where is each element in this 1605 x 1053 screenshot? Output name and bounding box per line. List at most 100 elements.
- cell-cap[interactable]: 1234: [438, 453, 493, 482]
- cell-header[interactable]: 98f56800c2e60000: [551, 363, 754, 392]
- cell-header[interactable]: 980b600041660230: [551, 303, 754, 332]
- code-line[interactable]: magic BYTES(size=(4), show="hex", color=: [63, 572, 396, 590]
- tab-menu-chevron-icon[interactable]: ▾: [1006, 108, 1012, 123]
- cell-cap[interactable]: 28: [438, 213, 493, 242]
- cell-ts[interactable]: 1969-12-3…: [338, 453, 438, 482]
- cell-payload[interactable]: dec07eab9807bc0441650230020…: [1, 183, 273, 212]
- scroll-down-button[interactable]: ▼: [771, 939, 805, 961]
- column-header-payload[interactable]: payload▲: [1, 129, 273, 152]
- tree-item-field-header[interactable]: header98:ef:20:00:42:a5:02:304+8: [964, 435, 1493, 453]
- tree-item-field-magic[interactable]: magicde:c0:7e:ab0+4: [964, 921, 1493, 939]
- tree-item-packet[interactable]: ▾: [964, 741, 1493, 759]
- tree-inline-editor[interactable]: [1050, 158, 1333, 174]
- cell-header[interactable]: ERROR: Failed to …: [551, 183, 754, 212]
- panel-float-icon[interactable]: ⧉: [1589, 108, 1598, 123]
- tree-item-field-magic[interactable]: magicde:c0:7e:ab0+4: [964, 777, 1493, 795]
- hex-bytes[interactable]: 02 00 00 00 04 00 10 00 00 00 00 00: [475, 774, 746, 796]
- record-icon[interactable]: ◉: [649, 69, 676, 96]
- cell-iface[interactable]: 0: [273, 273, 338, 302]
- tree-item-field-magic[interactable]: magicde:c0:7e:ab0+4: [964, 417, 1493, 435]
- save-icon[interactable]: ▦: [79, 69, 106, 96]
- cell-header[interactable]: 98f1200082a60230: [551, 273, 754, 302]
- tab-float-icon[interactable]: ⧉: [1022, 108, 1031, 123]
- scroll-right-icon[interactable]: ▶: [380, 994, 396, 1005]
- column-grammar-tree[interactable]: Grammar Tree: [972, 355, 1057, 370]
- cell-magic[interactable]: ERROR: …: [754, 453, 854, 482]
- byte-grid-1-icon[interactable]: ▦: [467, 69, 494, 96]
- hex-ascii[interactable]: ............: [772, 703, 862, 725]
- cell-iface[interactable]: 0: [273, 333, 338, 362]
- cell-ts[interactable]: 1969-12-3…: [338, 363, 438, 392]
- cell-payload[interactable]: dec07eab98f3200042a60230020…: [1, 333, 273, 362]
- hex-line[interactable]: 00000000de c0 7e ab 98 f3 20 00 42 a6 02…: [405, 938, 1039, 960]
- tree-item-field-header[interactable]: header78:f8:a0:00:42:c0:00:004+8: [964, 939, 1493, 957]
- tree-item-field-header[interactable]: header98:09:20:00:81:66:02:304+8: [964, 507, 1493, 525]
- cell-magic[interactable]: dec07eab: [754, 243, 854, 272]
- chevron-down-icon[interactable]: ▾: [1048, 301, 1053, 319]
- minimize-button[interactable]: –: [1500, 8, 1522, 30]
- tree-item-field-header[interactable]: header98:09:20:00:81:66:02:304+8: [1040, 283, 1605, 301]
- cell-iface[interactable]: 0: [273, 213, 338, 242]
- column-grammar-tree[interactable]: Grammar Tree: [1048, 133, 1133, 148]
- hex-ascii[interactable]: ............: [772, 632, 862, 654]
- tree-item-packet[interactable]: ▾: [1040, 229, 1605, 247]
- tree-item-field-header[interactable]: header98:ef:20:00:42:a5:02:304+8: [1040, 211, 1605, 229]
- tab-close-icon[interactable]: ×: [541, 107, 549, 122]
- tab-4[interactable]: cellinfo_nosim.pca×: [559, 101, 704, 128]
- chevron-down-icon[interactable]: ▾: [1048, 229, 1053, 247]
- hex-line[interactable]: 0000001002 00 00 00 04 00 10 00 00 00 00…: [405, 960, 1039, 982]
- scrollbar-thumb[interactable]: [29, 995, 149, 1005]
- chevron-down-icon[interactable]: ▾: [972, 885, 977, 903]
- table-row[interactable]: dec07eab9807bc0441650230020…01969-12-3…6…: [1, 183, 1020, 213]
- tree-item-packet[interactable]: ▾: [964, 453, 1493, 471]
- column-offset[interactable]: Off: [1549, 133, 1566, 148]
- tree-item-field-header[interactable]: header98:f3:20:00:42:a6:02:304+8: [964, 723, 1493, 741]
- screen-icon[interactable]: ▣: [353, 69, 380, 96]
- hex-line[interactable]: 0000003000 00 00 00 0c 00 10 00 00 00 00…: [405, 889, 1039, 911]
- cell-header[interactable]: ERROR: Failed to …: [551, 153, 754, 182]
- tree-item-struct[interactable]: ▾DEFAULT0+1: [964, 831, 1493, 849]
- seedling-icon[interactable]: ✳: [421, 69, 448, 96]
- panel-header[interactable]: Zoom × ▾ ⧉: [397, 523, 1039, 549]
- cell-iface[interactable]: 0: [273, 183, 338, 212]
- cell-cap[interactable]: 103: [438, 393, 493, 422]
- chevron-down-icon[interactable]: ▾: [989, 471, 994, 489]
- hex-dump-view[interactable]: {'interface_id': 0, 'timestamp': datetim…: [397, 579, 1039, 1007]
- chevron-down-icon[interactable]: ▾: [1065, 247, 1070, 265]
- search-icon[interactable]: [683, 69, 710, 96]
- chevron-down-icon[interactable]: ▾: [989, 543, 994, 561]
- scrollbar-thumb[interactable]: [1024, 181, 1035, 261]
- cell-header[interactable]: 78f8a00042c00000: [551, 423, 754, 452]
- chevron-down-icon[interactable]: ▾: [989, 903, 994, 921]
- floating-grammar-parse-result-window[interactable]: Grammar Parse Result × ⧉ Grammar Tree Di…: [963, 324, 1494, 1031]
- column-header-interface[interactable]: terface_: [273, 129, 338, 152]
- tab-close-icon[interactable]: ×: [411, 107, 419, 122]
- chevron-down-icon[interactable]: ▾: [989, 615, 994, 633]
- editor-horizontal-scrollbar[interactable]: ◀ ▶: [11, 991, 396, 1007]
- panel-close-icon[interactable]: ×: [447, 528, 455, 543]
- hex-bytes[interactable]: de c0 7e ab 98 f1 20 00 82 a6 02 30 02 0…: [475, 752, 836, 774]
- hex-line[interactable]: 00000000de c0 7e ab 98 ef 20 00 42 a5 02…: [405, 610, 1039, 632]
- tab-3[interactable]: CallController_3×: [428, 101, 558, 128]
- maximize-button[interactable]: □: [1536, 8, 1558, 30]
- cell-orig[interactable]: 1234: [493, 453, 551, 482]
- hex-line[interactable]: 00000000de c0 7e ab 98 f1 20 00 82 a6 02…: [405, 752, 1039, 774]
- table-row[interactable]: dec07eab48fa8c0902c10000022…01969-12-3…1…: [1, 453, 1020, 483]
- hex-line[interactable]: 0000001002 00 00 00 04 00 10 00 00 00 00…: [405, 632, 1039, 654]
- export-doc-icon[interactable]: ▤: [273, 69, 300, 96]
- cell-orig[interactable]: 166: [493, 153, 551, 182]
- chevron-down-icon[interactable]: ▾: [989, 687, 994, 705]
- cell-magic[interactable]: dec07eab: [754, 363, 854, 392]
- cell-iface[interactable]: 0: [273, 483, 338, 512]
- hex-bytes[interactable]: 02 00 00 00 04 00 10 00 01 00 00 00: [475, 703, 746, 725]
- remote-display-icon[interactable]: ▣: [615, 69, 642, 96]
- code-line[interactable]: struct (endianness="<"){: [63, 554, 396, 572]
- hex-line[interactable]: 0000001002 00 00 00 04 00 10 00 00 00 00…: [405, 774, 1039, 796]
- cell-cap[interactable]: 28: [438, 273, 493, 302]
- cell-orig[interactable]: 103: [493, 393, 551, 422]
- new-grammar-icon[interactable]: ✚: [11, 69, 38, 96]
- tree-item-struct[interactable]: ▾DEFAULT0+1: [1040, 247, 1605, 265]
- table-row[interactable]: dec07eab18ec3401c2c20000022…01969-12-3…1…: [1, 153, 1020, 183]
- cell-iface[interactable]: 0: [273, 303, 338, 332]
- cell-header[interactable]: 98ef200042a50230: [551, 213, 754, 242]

________________________________________

Pull every line from the listing above that contains the string "orig", treating uppercase and lowercase as different.

=== Output ===
- cell-orig[interactable]: 1234: [493, 453, 551, 482]
- cell-orig[interactable]: 166: [493, 153, 551, 182]
- cell-orig[interactable]: 103: [493, 393, 551, 422]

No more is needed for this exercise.